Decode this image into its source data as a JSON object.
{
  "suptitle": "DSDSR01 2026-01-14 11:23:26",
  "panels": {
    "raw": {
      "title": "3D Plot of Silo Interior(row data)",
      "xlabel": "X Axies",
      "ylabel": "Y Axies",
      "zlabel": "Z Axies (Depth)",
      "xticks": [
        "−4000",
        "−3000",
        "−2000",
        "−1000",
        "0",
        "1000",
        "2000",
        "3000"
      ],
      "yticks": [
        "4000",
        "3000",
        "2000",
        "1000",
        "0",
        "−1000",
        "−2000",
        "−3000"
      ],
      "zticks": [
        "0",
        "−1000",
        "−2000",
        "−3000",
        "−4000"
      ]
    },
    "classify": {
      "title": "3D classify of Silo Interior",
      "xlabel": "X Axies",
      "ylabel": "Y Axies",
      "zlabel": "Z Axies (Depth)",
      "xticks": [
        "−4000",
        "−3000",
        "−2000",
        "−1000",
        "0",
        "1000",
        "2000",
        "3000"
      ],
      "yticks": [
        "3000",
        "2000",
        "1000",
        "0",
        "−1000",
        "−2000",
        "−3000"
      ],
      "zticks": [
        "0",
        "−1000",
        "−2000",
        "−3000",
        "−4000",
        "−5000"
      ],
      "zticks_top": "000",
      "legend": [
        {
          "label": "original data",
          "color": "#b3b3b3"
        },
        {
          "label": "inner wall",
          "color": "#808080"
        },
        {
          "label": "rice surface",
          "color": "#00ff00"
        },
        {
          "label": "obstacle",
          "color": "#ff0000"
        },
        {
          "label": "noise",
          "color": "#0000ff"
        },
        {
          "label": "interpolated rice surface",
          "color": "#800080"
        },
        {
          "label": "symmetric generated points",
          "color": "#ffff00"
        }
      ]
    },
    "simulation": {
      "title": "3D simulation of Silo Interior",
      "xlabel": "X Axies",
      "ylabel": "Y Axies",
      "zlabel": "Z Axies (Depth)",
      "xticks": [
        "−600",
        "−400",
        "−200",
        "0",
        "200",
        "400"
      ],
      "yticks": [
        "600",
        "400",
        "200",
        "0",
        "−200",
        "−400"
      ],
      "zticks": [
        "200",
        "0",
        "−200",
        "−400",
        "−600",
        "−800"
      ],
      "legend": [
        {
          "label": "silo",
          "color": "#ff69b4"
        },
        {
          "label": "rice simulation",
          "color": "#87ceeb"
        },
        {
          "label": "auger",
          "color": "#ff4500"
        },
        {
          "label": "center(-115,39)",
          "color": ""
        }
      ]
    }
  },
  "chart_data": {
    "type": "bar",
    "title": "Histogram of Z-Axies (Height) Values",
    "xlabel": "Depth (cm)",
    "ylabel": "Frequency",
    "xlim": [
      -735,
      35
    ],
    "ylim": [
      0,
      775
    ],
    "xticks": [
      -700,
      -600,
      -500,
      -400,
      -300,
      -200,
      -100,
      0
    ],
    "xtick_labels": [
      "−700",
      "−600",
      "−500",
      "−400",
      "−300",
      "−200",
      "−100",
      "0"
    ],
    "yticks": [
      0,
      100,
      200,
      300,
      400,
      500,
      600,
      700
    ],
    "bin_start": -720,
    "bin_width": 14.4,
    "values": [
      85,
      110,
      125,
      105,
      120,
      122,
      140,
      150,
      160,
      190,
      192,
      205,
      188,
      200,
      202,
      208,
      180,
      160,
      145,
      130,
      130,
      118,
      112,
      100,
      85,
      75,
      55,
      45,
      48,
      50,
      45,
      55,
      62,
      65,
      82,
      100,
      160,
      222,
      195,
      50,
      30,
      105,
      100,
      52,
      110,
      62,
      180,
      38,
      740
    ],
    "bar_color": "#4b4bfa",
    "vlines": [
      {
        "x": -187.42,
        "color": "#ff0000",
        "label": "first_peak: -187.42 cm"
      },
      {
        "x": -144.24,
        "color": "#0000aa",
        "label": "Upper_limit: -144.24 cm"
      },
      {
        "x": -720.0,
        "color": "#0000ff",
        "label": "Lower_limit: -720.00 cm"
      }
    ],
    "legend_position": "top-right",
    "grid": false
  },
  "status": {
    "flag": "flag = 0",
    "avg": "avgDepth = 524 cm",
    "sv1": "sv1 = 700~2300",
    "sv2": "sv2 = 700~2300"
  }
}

= = = = = = =

▶ _TASK REQUIREMENTS_: Print all of the data exactly as it was given.

▶ _THE RESPONSE_:
Decode this image into its source data as a JSON object.
{
  "suptitle": "DSDSR01 2026-01-14 11:23:26",
  "panels": {
    "raw": {
      "title": "3D Plot of Silo Interior(row data)",
      "xlabel": "X Axies",
      "ylabel": "Y Axies",
      "zlabel": "Z Axies (Depth)",
      "xticks": [
        "−4000",
        "−3000",
        "−2000",
        "−1000",
        "0",
        "1000",
        "2000",
        "3000"
      ],
      "yticks": [
        "4000",
        "3000",
        "2000",
        "1000",
        "0",
        "−1000",
        "−2000",
        "−3000"
      ],
      "zticks": [
        "0",
        "−1000",
        "−2000",
        "−3000",
        "−4000"
      ]
    },
    "classify": {
      "title": "3D classify of Silo Interior",
      "xlabel": "X Axies",
      "ylabel": "Y Axies",
      "zlabel": "Z Axies (Depth)",
      "xticks": [
        "−4000",
        "−3000",
        "−2000",
        "−1000",
        "0",
        "1000",
        "2000",
        "3000"
      ],
      "yticks": [
        "3000",
        "2000",
        "1000",
        "0",
        "−1000",
        "−2000",
        "−3000"
      ],
      "zticks": [
        "0",
        "−1000",
        "−2000",
        "−3000",
        "−4000",
        "−5000"
      ],
      "zticks_top": "000",
      "legend": [
        {
          "label": "original data",
          "color": "#b3b3b3"
        },
        {
          "label": "inner wall",
          "color": "#808080"
        },
        {
          "label": "rice surface",
          "color": "#00ff00"
        },
        {
          "label": "obstacle",
          "color": "#ff0000"
        },
        {
          "label": "noise",
          "color": "#0000ff"
        },
        {
          "label": "interpolated rice surface",
          "color": "#800080"
        },
        {
          "label": "symmetric generated points",
          "color": "#ffff00"
        }
      ]
    },
    "simulation": {
      "title": "3D simulation of Silo Interior",
      "xlabel": "X Axies",
      "ylabel": "Y Axies",
      "zlabel": "Z Axies (Depth)",
      "xticks": [
        "−600",
        "−400",
        "−200",
        "0",
        "200",
        "400"
      ],
      "yticks": [
        "600",
        "400",
        "200",
        "0",
        "−200",
        "−400"
      ],
      "zticks": [
        "200",
        "0",
        "−200",
        "−400",
        "−600",
        "−800"
      ],
      "legend": [
        {
          "label": "silo",
          "color": "#ff69b4"
        },
        {
          "label": "rice simulation",
          "color": "#87ceeb"
        },
        {
          "label": "auger",
          "color": "#ff4500"
        },
        {
          "label": "center(-115,39)",
          "color": ""
        }
      ]
    }
  },
  "chart_data": {
    "type": "bar",
    "title": "Histogram of Z-Axies (Height) Values",
    "xlabel": "Depth (cm)",
    "ylabel": "Frequency",
    "xlim": [
      -735,
      35
    ],
    "ylim": [
      0,
      775
    ],
    "xticks": [
      -700,
      -600,
      -500,
      -400,
      -300,
      -200,
      -100,
      0
    ],
    "xtick_labels": [
      "−700",
      "−600",
      "−500",
      "−400",
      "−300",
      "−200",
      "−100",
      "0"
    ],
    "yticks": [
      0,
      100,
      200,
      300,
      400,
      500,
      600,
      700
    ],
    "bin_start": -720,
    "bin_width": 14.4,
    "values": [
      85,
      110,
      125,
      105,
      120,
      122,
      140,
      150,
      160,
      190,
      192,
      205,
      188,
      200,
      202,
      208,
      180,
      160,
      145,
      130,
      130,
      118,
      112,
      100,
      85,
      75,
      55,
      45,
      48,
      50,
      45,
      55,
      62,
      65,
      82,
      100,
      160,
      222,
      195,
      50,
      30,
      105,
      100,
      52,
      110,
      62,
      180,
      38,
      740
    ],
    "bar_color": "#4b4bfa",
    "vlines": [
      {
        "x": -187.42,
        "color": "#ff0000",
        "label": "first_peak: -187.42 cm"
      },
      {
        "x": -144.24,
        "color": "#0000aa",
        "label": "Upper_limit: -144.24 cm"
      },
      {
        "x": -720.0,
        "color": "#0000ff",
        "label": "Lower_limit: -720.00 cm"
      }
    ],
    "legend_position": "top-right",
    "grid": false
  },
  "status": {
    "flag": "flag = 0",
    "avg": "avgDepth = 524 cm",
    "sv1": "sv1 = 700~2300",
    "sv2": "sv2 = 700~2300"
  }
}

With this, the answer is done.